* BEGIN Material to process *

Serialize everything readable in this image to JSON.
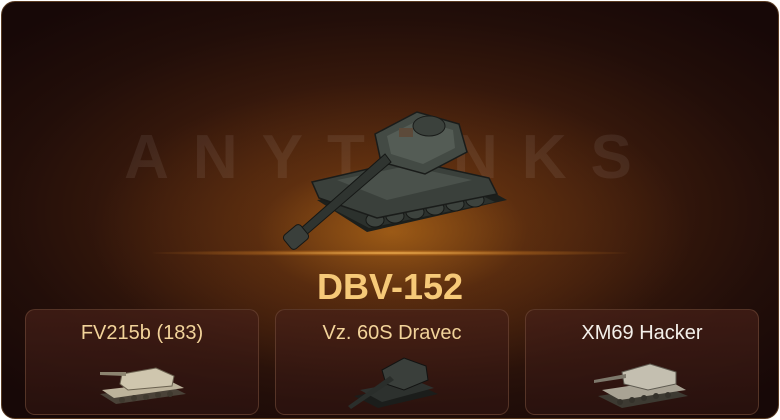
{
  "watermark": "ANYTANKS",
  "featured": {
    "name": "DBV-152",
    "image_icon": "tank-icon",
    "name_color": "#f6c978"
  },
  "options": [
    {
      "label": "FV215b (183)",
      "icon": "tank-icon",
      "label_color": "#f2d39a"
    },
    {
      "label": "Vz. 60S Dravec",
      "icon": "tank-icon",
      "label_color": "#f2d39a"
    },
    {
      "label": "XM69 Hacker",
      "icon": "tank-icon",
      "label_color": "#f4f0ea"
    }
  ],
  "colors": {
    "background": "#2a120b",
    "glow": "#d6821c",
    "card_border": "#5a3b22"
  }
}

* END Material to process *
* BEGIN Material to process *

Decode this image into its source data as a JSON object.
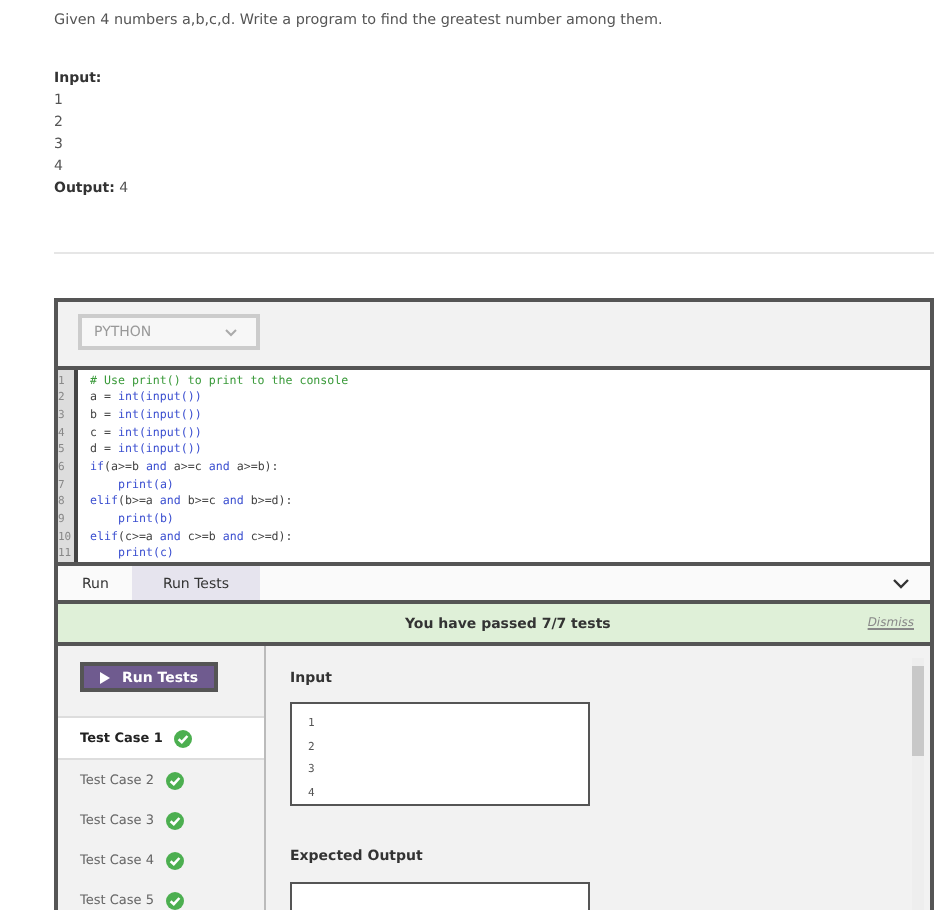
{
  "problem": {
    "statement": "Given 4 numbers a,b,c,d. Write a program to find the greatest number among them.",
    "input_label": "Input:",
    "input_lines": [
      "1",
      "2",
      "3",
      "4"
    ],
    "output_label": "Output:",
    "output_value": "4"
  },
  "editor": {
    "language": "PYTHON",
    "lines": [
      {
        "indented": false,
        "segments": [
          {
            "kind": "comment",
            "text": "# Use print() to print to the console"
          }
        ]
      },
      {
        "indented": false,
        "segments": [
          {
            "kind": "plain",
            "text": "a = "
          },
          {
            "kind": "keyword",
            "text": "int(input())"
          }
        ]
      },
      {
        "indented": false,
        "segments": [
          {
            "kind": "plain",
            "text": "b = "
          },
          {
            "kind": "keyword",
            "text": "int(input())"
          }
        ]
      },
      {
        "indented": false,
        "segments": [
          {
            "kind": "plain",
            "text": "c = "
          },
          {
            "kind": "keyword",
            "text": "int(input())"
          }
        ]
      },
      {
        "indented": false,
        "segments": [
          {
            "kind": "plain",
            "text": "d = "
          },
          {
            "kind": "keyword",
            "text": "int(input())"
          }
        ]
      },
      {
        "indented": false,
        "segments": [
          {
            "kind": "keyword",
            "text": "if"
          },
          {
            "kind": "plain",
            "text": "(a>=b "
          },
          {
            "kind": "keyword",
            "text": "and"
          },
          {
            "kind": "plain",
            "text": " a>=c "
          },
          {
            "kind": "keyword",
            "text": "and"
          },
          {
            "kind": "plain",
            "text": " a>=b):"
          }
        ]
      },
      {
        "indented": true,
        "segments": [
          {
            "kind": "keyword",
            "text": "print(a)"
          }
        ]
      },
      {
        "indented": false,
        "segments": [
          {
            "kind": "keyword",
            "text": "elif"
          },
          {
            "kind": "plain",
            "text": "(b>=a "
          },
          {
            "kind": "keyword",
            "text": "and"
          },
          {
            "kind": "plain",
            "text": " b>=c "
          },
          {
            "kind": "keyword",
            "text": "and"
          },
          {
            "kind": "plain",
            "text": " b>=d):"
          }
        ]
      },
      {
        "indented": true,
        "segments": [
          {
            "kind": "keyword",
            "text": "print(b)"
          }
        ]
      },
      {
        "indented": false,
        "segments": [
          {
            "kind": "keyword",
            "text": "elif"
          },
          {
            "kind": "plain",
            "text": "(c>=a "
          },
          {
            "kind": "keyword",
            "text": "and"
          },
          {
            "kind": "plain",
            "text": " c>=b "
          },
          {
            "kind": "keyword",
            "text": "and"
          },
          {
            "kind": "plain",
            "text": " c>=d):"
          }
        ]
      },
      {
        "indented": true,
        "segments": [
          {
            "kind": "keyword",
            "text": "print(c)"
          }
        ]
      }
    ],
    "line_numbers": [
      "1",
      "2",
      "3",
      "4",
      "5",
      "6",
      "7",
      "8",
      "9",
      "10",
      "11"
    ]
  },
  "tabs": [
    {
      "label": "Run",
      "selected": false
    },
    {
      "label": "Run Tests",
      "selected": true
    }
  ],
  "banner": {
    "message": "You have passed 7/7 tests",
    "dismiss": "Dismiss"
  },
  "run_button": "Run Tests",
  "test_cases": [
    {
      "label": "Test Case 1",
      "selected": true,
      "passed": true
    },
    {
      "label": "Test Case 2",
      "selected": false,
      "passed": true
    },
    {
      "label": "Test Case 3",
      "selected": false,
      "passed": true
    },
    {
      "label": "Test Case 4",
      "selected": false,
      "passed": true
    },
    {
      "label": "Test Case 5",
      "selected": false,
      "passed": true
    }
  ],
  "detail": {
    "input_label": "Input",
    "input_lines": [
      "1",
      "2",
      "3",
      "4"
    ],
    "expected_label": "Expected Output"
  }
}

* END Material to process *
* BEGIN Material to process *

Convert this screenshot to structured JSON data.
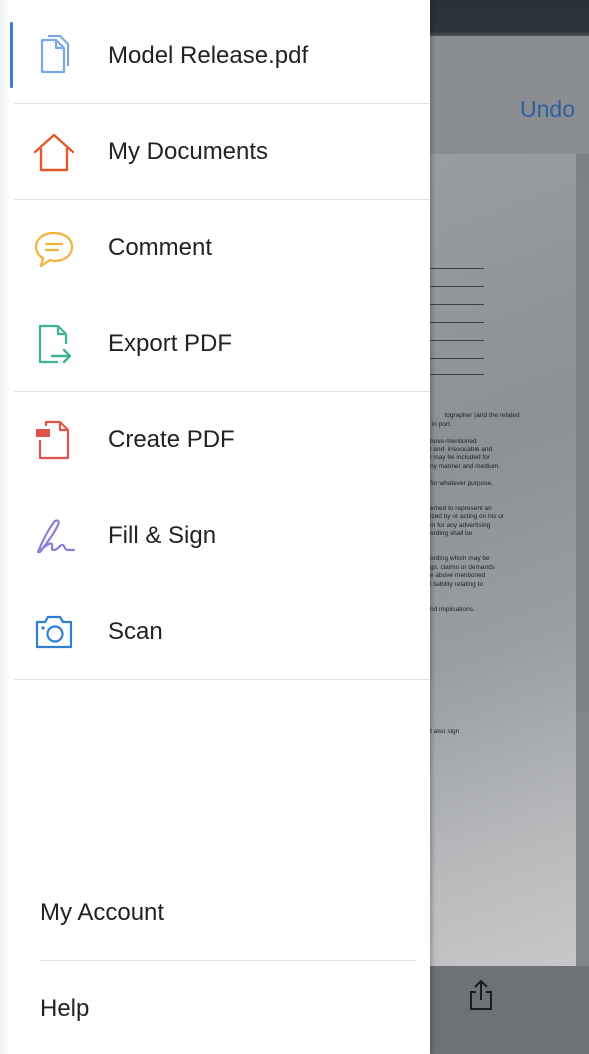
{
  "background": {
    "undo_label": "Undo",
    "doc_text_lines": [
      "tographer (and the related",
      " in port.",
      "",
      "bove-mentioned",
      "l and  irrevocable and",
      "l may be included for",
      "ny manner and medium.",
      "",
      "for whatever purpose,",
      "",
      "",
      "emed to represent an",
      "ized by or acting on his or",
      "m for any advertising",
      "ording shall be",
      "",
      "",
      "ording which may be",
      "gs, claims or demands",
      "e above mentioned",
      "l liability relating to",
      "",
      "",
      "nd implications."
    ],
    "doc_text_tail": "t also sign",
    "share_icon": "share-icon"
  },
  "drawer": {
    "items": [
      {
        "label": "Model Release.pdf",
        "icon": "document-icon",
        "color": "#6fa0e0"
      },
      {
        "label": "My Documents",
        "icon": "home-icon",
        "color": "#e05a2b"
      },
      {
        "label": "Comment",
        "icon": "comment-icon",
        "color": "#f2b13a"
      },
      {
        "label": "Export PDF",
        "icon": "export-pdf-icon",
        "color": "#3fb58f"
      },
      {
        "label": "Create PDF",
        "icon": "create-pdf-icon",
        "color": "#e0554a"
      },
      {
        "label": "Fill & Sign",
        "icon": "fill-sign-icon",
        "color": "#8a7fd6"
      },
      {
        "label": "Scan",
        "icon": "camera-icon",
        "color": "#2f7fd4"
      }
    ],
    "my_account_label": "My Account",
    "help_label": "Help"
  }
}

* END Material to process *

Directive: Check each line of the records for "JSON" and copy the ones that contain it.

Written answer:
Serialize everything readable in this image to JSON.
Decode this image into its source data as a JSON object.
Convert this screenshot to structured JSON data.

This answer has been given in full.